- Work to be completed
Copy every line of the data exactly, leaving nothing out.

- Dataset extract
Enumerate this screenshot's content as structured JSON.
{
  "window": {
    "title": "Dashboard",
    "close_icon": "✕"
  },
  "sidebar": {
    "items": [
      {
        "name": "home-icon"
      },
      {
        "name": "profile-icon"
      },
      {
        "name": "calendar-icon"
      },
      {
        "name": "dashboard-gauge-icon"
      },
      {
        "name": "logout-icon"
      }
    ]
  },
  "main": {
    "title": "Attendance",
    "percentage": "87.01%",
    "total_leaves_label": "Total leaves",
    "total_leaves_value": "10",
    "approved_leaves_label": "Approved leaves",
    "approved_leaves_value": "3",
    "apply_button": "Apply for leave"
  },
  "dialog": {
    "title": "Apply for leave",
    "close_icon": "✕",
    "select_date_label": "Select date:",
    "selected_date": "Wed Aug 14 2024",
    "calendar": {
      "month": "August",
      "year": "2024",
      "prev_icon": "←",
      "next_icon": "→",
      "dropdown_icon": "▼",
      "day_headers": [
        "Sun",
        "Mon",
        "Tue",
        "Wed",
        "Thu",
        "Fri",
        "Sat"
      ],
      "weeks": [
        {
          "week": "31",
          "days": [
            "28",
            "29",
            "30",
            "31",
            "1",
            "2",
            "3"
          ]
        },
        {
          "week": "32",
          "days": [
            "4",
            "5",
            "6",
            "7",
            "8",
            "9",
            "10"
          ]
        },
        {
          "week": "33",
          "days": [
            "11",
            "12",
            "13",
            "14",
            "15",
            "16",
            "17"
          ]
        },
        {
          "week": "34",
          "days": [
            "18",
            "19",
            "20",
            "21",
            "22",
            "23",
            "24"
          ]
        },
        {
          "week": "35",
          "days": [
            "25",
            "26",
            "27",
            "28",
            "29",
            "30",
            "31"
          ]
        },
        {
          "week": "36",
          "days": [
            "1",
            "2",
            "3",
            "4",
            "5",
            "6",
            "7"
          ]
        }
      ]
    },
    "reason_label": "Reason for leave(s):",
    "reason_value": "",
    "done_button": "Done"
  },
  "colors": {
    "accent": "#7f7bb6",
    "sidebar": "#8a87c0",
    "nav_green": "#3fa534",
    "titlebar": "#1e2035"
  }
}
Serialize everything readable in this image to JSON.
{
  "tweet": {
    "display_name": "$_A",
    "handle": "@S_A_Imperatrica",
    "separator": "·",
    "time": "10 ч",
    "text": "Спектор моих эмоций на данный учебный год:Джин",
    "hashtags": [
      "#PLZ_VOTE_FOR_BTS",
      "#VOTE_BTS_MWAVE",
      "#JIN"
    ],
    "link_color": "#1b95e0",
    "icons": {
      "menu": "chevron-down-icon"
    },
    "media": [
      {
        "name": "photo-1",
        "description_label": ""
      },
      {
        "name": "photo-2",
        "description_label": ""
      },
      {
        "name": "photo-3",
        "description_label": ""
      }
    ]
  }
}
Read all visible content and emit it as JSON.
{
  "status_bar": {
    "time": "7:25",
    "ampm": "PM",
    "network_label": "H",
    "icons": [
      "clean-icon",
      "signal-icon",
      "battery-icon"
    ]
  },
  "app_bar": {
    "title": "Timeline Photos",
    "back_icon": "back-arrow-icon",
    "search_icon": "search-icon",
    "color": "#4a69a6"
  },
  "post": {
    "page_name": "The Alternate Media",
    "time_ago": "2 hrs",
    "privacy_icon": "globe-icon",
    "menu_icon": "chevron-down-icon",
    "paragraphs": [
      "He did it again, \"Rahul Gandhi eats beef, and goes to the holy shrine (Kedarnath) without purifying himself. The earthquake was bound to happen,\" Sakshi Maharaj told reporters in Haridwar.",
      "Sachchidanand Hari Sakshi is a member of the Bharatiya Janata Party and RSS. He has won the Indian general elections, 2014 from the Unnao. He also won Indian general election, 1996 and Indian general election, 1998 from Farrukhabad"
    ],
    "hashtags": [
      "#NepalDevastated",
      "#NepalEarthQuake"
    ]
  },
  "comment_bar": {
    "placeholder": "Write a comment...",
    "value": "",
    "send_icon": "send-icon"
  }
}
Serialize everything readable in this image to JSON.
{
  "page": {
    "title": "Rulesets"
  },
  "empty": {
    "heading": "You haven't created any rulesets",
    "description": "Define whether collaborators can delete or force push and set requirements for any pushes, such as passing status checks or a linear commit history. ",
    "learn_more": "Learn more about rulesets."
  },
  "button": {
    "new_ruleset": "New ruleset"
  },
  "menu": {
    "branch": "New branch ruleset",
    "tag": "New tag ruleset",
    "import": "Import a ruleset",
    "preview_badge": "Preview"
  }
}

- The answer
Enumerate this screenshot's content as structured JSON.
{
  "window": {
    "title": "Dashboard",
    "close_icon": "✕"
  },
  "sidebar": {
    "items": [
      {
        "name": "home-icon"
      },
      {
        "name": "profile-icon"
      },
      {
        "name": "calendar-icon"
      },
      {
        "name": "dashboard-gauge-icon"
      },
      {
        "name": "logout-icon"
      }
    ]
  },
  "main": {
    "title": "Attendance",
    "percentage": "87.01%",
    "total_leaves_label": "Total leaves",
    "total_leaves_value": "10",
    "approved_leaves_label": "Approved leaves",
    "approved_leaves_value": "3",
    "apply_button": "Apply for leave"
  },
  "dialog": {
    "title": "Apply for leave",
    "close_icon": "✕",
    "select_date_label": "Select date:",
    "selected_date": "Wed Aug 14 2024",
    "calendar": {
      "month": "August",
      "year": "2024",
      "prev_icon": "←",
      "next_icon": "→",
      "dropdown_icon": "▼",
      "day_headers": [
        "Sun",
        "Mon",
        "Tue",
        "Wed",
        "Thu",
        "Fri",
        "Sat"
      ],
      "weeks": [
        {
          "week": "31",
          "days": [
            "28",
            "29",
            "30",
            "31",
            "1",
            "2",
            "3"
          ]
        },
        {
          "week": "32",
          "days": [
            "4",
            "5",
            "6",
            "7",
            "8",
            "9",
            "10"
          ]
        },
        {
          "week": "33",
          "days": [
            "11",
            "12",
            "13",
            "14",
            "15",
            "16",
            "17"
          ]
        },
        {
          "week": "34",
          "days": [
            "18",
            "19",
            "20",
            "21",
            "22",
            "23",
            "24"
          ]
        },
        {
          "week": "35",
          "days": [
            "25",
            "26",
            "27",
            "28",
            "29",
            "30",
            "31"
          ]
        },
        {
          "week": "36",
          "days": [
            "1",
            "2",
            "3",
            "4",
            "5",
            "6",
            "7"
          ]
        }
      ]
    },
    "reason_label": "Reason for leave(s):",
    "reason_value": "",
    "done_button": "Done"
  },
  "colors": {
    "accent": "#7f7bb6",
    "sidebar": "#8a87c0",
    "nav_green": "#3fa534",
    "titlebar": "#1e2035"
  }
}
Serialize everything readable in this image to JSON.
{
  "tweet": {
    "display_name": "$_A",
    "handle": "@S_A_Imperatrica",
    "separator": "·",
    "time": "10 ч",
    "text": "Спектор моих эмоций на данный учебный год:Джин",
    "hashtags": [
      "#PLZ_VOTE_FOR_BTS",
      "#VOTE_BTS_MWAVE",
      "#JIN"
    ],
    "link_color": "#1b95e0",
    "icons": {
      "menu": "chevron-down-icon"
    },
    "media": [
      {
        "name": "photo-1",
        "description_label": ""
      },
      {
        "name": "photo-2",
        "description_label": ""
      },
      {
        "name": "photo-3",
        "description_label": ""
      }
    ]
  }
}
Read all visible content and emit it as JSON.
{
  "status_bar": {
    "time": "7:25",
    "ampm": "PM",
    "network_label": "H",
    "icons": [
      "clean-icon",
      "signal-icon",
      "battery-icon"
    ]
  },
  "app_bar": {
    "title": "Timeline Photos",
    "back_icon": "back-arrow-icon",
    "search_icon": "search-icon",
    "color": "#4a69a6"
  },
  "post": {
    "page_name": "The Alternate Media",
    "time_ago": "2 hrs",
    "privacy_icon": "globe-icon",
    "menu_icon": "chevron-down-icon",
    "paragraphs": [
      "He did it again, \"Rahul Gandhi eats beef, and goes to the holy shrine (Kedarnath) without purifying himself. The earthquake was bound to happen,\" Sakshi Maharaj told reporters in Haridwar.",
      "Sachchidanand Hari Sakshi is a member of the Bharatiya Janata Party and RSS. He has won the Indian general elections, 2014 from the Unnao. He also won Indian general election, 1996 and Indian general election, 1998 from Farrukhabad"
    ],
    "hashtags": [
      "#NepalDevastated",
      "#NepalEarthQuake"
    ]
  },
  "comment_bar": {
    "placeholder": "Write a comment...",
    "value": "",
    "send_icon": "send-icon"
  }
}
Serialize everything readable in this image to JSON.
{
  "page": {
    "title": "Rulesets"
  },
  "empty": {
    "heading": "You haven't created any rulesets",
    "description": "Define whether collaborators can delete or force push and set requirements for any pushes, such as passing status checks or a linear commit history. ",
    "learn_more": "Learn more about rulesets."
  },
  "button": {
    "new_ruleset": "New ruleset"
  },
  "menu": {
    "branch": "New branch ruleset",
    "tag": "New tag ruleset",
    "import": "Import a ruleset",
    "preview_badge": "Preview"
  }
}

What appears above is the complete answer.